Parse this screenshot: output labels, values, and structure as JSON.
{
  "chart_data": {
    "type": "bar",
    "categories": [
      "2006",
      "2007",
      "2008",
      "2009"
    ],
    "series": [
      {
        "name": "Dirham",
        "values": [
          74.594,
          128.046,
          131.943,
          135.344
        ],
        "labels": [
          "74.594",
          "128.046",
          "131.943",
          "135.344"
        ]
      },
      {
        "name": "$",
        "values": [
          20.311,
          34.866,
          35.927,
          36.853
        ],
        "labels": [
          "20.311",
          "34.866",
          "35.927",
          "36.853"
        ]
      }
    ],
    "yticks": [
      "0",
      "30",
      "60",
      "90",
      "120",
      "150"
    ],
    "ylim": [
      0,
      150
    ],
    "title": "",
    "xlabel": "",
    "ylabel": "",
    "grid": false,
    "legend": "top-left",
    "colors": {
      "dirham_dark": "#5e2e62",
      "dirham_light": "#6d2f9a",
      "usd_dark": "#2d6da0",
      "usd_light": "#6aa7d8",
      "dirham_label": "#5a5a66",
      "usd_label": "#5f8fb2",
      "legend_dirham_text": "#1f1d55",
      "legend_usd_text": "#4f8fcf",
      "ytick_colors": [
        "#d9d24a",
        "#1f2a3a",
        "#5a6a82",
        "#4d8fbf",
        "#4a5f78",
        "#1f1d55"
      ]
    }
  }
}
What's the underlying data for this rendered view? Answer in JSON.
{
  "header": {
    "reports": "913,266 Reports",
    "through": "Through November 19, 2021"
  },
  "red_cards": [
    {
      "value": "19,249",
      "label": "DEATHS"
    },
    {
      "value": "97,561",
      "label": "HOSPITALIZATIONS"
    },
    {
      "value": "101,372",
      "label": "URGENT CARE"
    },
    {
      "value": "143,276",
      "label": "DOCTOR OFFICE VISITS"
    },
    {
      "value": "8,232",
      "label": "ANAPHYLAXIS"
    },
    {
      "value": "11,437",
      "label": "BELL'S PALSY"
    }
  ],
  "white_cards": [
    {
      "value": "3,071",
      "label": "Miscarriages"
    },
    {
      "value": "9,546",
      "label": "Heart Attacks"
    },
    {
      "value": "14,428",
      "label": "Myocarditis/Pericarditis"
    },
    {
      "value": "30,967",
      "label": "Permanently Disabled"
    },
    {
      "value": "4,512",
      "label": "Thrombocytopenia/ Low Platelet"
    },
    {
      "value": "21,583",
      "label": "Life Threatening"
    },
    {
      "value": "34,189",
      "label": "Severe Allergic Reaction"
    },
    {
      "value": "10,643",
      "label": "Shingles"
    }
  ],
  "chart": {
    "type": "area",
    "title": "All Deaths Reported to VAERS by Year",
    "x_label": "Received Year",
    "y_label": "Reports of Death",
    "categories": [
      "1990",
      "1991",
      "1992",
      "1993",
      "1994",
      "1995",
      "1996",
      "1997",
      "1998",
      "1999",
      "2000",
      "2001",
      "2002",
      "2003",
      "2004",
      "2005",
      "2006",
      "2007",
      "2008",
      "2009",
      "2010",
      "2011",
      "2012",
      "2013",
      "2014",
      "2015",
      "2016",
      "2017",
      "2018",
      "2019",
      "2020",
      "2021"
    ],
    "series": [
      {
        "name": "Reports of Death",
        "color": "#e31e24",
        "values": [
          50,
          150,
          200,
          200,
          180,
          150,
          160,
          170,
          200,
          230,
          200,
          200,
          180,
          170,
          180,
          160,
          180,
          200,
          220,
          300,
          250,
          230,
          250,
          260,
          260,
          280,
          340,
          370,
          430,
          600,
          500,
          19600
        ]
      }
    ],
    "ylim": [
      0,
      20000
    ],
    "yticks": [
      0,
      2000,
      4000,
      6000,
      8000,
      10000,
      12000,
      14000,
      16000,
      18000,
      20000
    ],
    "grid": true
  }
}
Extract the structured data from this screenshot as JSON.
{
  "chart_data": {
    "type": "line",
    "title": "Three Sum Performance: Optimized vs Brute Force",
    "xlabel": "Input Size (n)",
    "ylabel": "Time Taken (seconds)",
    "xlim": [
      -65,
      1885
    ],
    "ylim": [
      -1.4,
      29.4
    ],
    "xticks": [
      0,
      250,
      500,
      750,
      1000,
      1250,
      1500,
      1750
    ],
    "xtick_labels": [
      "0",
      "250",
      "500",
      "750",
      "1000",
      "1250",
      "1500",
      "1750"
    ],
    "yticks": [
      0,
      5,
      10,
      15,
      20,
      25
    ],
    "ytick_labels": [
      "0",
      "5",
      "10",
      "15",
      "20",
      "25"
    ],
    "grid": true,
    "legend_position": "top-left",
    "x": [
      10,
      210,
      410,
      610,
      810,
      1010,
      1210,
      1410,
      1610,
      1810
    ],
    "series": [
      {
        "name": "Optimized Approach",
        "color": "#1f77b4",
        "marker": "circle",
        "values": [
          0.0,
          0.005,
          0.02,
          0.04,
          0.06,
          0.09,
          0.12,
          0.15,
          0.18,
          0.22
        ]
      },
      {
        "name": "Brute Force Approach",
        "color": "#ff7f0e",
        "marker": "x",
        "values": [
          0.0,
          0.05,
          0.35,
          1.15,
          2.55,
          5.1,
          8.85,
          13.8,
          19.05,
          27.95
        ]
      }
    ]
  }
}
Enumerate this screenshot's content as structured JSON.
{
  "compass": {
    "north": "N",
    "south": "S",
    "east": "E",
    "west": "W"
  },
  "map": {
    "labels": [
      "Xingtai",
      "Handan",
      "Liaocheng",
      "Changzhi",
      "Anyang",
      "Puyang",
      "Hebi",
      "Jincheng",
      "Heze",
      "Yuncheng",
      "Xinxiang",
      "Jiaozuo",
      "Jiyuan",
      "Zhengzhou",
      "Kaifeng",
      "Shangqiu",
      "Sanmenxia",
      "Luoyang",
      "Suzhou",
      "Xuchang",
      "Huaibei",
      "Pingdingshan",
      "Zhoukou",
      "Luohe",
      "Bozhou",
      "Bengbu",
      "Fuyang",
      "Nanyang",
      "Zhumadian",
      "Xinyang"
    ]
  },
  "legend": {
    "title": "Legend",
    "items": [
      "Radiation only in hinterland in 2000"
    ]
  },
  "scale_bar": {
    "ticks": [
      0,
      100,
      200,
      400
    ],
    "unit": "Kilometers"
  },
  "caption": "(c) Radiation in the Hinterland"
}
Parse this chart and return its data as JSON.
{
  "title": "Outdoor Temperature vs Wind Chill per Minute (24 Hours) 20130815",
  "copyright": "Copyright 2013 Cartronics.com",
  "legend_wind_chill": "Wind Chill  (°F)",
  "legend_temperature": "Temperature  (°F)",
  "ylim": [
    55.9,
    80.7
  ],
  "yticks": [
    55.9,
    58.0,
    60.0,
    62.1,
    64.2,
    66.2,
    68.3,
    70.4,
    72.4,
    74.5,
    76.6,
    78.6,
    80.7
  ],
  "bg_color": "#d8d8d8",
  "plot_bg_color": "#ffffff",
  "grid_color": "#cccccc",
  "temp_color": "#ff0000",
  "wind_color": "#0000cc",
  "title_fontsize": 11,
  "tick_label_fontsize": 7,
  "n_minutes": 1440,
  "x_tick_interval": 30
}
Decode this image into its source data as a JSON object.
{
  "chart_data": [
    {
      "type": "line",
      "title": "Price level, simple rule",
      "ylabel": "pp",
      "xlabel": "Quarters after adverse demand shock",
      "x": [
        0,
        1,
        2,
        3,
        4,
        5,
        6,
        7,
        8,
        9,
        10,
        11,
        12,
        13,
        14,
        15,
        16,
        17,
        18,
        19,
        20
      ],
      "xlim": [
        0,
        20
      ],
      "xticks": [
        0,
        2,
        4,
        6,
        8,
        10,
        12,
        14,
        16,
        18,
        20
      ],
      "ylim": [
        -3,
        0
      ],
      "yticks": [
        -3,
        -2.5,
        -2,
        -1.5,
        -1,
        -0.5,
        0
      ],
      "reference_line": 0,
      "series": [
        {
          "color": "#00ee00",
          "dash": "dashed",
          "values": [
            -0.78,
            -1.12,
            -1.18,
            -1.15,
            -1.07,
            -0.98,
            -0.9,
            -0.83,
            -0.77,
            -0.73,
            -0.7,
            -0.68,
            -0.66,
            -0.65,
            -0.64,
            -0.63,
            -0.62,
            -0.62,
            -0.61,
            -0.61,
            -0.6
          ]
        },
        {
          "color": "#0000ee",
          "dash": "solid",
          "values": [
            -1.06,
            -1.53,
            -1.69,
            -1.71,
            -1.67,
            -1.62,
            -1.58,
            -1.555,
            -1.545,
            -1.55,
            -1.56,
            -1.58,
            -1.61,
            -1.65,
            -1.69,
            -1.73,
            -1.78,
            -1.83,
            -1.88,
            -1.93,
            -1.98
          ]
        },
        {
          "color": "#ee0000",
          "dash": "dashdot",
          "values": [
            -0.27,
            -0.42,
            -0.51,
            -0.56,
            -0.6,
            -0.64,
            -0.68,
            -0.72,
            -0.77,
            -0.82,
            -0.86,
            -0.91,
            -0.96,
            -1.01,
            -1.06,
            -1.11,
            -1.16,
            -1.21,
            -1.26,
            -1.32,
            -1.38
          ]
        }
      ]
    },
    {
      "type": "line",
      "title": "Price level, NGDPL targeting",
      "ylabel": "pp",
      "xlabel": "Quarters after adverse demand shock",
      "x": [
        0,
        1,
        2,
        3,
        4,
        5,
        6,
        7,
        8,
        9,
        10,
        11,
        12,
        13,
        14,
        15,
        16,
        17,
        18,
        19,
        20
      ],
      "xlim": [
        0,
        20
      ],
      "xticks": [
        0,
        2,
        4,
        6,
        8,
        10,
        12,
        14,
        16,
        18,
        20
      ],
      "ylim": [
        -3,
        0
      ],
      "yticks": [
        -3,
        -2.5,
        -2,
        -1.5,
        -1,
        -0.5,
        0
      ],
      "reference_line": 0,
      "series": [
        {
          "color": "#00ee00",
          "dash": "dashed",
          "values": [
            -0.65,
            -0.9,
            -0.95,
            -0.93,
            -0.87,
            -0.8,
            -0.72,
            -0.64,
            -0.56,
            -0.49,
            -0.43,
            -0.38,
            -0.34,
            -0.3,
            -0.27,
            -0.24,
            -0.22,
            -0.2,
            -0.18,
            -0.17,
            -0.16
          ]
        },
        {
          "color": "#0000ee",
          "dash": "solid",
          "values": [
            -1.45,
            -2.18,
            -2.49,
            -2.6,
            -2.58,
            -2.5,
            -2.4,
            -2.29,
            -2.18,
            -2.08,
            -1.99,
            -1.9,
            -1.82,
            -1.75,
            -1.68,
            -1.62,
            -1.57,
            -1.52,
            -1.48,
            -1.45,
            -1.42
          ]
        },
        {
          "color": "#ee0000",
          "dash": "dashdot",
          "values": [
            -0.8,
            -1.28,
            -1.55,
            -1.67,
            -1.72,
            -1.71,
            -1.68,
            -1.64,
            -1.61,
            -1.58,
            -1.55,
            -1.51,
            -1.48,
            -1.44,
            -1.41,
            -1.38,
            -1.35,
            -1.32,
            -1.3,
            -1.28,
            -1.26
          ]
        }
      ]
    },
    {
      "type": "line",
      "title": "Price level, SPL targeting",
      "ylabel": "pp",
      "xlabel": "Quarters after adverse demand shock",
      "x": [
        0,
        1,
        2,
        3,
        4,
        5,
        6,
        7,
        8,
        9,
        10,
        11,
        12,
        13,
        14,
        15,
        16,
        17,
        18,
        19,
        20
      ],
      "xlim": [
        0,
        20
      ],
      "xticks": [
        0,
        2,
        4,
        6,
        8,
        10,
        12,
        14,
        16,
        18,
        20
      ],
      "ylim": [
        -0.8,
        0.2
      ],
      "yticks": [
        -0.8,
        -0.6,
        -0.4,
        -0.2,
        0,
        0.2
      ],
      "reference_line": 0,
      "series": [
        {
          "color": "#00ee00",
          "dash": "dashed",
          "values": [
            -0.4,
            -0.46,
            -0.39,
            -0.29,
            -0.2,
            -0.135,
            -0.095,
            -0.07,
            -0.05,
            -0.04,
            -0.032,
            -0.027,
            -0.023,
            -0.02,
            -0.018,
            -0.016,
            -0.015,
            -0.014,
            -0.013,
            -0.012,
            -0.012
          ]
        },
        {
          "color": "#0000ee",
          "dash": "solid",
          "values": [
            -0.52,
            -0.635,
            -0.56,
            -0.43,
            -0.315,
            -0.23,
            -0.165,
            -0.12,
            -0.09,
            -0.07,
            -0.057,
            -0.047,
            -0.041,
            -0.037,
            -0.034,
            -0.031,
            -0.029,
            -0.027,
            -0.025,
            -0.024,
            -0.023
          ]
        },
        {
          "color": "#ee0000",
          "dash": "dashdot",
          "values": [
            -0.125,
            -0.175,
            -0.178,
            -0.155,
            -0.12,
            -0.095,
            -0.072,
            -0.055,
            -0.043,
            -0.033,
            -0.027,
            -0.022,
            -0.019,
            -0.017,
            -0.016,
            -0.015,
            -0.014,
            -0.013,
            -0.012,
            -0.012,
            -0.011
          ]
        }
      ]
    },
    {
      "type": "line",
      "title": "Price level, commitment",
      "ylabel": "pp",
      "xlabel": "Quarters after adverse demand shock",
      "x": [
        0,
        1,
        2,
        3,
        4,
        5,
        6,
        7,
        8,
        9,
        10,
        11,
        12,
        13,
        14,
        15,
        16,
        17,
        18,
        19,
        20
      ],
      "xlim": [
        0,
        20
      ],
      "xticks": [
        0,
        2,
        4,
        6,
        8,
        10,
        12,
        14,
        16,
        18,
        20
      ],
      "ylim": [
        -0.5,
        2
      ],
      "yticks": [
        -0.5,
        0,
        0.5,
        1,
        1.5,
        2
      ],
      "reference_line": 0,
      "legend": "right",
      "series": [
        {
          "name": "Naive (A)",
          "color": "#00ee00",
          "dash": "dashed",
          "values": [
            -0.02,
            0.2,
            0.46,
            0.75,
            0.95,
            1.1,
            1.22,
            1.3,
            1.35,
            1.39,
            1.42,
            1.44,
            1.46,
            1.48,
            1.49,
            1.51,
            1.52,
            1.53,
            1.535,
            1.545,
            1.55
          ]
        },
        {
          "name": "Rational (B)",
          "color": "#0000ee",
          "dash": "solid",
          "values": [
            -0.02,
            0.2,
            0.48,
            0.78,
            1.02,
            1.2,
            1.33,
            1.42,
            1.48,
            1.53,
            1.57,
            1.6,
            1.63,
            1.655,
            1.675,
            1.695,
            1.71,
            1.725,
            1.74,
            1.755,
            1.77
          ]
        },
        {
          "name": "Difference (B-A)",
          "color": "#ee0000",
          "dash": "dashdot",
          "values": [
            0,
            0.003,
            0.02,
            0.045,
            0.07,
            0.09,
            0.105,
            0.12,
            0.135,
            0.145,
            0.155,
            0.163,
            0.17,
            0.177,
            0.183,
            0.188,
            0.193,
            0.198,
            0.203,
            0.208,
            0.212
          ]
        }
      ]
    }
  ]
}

## [Goal]
Filter the records, keeping only lines that contain "screenshot", and show those lines.

## [Task result]
Parse this screenshot: output labels, values, and structure as JSON.
Extract the structured data from this screenshot as JSON.
Enumerate this screenshot's content as structured JSON.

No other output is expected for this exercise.